What is expected: A line counts if it contains the word "ពលរដ" at least once. State how many such lines the records contain, giving the number alone.
======== Data to process
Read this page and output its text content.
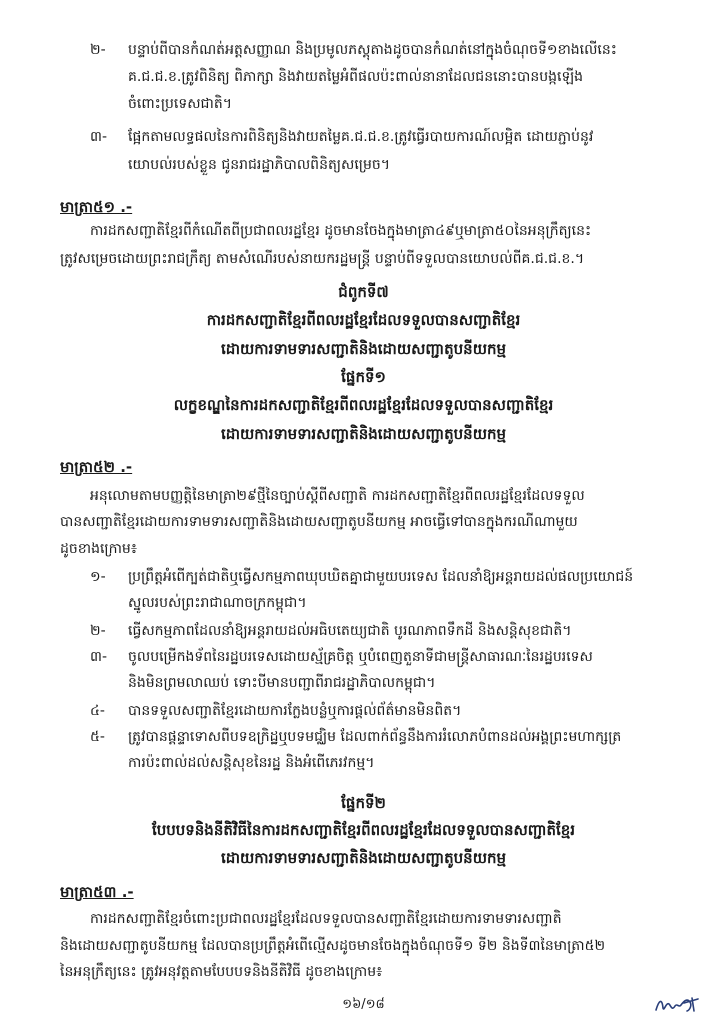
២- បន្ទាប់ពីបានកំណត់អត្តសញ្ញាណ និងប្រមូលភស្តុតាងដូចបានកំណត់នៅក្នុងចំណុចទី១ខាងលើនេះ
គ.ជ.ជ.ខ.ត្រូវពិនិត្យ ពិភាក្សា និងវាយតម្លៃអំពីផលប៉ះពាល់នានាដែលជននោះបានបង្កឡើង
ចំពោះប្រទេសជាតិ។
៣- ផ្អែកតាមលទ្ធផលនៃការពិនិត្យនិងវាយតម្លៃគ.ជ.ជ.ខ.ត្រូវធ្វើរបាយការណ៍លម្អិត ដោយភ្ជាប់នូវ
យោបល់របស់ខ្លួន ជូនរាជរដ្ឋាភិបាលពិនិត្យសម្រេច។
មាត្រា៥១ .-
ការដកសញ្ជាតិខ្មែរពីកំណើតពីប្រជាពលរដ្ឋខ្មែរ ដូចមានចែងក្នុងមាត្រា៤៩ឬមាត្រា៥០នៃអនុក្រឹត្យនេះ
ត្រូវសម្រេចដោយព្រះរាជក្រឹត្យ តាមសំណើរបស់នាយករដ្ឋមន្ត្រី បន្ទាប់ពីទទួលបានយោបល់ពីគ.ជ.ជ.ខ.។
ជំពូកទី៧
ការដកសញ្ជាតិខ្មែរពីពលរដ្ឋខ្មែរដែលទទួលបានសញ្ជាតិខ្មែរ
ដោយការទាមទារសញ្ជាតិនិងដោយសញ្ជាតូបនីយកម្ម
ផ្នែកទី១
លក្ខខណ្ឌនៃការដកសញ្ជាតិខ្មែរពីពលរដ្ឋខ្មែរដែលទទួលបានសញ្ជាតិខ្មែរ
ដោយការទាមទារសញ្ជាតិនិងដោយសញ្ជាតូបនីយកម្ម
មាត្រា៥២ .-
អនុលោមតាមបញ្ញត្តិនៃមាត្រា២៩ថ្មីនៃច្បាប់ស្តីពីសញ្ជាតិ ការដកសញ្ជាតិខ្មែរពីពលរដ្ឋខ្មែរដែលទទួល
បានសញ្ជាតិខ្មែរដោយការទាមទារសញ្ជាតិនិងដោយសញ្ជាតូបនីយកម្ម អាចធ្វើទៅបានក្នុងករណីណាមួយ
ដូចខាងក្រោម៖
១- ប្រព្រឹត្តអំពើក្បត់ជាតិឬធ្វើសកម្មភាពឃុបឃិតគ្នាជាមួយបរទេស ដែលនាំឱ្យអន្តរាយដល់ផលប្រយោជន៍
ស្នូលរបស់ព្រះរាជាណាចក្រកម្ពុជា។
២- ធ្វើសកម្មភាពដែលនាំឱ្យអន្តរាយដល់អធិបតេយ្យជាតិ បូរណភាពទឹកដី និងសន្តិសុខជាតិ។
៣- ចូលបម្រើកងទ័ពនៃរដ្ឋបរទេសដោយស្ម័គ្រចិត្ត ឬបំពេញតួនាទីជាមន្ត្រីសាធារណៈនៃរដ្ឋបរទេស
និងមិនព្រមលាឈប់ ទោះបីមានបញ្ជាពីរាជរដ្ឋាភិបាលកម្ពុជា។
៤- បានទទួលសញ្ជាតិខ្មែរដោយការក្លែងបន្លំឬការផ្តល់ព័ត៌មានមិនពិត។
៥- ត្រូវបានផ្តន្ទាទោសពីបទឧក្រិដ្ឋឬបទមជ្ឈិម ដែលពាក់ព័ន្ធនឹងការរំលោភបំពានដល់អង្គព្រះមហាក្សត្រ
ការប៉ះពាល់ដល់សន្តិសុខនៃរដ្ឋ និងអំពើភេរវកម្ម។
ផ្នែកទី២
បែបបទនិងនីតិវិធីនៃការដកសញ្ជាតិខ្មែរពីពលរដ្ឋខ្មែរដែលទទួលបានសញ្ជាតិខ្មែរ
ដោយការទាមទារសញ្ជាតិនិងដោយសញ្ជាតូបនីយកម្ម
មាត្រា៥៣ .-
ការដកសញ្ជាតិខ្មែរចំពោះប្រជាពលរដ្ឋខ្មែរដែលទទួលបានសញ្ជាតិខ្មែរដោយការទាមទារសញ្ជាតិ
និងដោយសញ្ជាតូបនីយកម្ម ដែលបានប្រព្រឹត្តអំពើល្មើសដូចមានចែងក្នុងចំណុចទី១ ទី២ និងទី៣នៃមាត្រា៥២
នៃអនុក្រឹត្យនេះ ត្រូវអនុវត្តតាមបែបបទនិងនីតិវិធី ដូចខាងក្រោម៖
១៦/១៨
================
Exercise response: 6